+++ GIVEN INFORMATION

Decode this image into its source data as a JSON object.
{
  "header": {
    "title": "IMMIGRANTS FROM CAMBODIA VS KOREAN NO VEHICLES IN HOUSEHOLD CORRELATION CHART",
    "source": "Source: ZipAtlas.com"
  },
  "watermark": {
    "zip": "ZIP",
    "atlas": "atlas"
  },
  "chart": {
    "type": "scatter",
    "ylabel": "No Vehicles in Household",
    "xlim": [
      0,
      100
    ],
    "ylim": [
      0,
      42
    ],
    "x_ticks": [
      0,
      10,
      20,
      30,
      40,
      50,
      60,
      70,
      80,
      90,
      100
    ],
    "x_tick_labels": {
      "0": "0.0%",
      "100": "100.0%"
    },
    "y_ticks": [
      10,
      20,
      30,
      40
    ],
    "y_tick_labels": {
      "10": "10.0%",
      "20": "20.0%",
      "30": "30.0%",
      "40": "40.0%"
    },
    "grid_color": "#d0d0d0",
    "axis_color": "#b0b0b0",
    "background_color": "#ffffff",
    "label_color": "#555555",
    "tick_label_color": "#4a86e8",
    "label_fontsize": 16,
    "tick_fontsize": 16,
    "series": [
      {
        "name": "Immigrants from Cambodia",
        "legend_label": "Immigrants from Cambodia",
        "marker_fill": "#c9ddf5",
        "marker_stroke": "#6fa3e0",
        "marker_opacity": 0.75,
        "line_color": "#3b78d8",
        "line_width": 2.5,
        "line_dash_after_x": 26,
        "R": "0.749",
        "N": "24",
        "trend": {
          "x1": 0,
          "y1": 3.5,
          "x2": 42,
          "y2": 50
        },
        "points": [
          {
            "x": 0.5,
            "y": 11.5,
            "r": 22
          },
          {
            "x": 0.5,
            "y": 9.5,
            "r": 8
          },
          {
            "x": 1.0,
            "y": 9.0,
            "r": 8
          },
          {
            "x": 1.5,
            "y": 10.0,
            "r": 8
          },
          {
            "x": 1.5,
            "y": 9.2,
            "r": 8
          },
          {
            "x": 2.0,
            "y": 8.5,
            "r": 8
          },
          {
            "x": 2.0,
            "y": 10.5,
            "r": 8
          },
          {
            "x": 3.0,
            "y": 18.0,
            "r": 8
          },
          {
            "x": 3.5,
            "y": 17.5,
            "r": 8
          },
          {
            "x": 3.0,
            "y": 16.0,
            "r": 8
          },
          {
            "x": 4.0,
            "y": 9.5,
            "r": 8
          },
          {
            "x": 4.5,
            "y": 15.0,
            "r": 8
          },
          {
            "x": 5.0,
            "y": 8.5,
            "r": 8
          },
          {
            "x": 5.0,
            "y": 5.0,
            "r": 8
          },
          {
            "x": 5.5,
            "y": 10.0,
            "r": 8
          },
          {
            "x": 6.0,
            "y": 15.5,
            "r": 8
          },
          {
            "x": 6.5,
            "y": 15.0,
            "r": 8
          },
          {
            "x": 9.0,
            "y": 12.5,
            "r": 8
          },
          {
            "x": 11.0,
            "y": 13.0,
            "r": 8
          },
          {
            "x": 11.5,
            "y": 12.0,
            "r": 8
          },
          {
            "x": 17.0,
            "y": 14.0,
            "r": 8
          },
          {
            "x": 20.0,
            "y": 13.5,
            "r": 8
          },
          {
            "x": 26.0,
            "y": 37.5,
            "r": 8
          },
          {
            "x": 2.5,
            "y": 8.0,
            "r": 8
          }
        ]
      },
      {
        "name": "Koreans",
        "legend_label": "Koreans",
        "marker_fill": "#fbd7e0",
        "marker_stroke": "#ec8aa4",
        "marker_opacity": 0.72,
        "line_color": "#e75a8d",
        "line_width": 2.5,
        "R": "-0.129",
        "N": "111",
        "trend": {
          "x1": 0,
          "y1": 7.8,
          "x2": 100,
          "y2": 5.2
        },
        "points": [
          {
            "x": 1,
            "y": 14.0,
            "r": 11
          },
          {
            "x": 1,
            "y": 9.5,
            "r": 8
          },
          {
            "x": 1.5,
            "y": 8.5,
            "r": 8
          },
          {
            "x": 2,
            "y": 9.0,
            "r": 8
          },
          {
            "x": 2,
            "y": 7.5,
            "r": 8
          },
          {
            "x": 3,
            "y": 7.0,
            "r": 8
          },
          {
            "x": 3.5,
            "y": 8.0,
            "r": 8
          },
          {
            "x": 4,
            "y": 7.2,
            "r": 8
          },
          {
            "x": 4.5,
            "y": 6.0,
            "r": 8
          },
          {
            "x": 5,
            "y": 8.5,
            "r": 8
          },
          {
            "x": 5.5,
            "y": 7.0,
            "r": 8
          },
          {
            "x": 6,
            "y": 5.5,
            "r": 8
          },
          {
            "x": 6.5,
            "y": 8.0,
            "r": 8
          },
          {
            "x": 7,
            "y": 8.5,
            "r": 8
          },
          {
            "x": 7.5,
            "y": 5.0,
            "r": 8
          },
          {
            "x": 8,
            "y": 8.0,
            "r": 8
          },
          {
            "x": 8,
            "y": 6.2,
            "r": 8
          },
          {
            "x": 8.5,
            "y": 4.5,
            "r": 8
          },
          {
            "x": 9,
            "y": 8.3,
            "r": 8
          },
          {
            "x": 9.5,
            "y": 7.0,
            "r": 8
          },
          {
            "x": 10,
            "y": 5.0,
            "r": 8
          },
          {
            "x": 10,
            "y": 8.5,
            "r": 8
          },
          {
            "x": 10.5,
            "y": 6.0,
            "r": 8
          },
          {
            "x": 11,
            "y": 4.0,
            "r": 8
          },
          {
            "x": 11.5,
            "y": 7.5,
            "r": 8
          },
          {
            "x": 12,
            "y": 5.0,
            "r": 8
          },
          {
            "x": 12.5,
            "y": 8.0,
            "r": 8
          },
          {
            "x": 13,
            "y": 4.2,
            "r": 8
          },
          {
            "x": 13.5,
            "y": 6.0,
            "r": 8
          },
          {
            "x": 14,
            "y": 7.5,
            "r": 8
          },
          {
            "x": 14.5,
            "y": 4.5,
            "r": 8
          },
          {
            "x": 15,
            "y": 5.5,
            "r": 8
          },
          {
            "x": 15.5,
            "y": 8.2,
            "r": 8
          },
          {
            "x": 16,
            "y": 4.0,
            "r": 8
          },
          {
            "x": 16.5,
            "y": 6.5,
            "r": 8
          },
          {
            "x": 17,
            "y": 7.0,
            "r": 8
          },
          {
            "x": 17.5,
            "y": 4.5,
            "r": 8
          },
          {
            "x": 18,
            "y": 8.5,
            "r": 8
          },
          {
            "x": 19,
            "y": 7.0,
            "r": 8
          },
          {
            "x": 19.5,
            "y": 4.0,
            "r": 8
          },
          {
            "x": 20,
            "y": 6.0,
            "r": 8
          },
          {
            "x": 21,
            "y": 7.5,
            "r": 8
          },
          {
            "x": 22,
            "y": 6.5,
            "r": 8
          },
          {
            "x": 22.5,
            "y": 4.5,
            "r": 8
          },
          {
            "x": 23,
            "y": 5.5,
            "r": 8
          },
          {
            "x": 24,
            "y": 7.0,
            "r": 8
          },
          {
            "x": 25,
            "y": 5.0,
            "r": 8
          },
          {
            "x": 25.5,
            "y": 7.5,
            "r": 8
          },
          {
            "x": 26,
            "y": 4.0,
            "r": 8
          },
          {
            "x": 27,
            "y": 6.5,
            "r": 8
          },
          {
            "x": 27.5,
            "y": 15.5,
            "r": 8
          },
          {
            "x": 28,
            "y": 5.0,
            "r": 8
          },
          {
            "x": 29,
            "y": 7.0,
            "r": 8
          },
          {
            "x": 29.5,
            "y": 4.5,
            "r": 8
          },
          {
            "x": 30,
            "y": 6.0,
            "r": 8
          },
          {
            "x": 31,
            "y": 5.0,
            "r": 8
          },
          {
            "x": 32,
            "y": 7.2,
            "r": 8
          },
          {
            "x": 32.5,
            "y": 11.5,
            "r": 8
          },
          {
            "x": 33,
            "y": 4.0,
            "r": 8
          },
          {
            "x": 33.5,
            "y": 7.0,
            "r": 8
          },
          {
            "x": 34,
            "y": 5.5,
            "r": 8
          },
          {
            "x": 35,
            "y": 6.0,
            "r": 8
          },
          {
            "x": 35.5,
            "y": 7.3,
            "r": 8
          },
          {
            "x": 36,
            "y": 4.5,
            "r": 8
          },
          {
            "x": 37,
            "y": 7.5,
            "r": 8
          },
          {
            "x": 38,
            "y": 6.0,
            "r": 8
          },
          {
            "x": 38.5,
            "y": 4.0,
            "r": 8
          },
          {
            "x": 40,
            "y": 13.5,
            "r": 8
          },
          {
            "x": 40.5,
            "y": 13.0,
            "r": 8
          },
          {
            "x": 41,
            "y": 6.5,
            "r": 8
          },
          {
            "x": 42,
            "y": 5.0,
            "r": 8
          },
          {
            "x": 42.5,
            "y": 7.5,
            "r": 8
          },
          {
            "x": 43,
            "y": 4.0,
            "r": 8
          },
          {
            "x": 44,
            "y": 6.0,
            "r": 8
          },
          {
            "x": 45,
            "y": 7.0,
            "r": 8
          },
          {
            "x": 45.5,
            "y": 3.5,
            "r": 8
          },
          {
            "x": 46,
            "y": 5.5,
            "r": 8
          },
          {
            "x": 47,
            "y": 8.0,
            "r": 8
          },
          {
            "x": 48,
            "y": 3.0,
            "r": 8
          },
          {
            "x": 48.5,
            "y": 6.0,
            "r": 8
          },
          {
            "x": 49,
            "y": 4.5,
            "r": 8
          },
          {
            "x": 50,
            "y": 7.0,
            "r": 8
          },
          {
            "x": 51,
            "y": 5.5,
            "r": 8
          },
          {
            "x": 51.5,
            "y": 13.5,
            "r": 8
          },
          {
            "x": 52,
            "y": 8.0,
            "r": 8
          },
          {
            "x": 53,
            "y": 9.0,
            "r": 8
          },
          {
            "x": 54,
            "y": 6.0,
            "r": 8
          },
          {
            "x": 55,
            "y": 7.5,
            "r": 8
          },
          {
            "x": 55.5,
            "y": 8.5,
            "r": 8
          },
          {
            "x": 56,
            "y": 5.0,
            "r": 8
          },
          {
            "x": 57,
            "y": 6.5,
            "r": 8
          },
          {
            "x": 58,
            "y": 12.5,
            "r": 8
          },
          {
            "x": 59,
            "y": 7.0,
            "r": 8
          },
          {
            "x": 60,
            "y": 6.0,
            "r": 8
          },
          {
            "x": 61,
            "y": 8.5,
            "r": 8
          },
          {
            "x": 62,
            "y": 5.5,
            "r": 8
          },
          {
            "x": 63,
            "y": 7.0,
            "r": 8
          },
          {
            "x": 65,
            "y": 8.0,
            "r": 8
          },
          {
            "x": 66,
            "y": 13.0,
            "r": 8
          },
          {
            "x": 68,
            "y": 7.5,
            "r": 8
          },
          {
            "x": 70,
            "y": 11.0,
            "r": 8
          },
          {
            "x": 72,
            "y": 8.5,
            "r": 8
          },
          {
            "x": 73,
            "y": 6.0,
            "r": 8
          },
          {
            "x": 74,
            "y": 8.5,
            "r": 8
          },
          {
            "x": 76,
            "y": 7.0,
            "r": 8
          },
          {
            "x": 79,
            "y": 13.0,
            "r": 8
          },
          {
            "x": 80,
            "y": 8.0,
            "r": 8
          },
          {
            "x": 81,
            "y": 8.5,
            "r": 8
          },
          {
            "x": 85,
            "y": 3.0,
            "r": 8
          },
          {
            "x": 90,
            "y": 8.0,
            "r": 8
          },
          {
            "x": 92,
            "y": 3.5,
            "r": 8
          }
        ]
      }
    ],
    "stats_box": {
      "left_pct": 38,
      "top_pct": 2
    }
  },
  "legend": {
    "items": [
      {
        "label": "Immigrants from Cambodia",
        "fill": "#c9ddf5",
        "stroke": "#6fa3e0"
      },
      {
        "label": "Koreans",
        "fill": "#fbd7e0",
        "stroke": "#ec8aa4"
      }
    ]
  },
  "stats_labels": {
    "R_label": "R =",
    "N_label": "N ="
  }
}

++++++

Only lines with the word "source" are wanted, so copy each one from the records.

**EXERCISE OUTPUT**:
Decode this image into its source data as a JSON object.
    "source": "Source: ZipAtlas.com"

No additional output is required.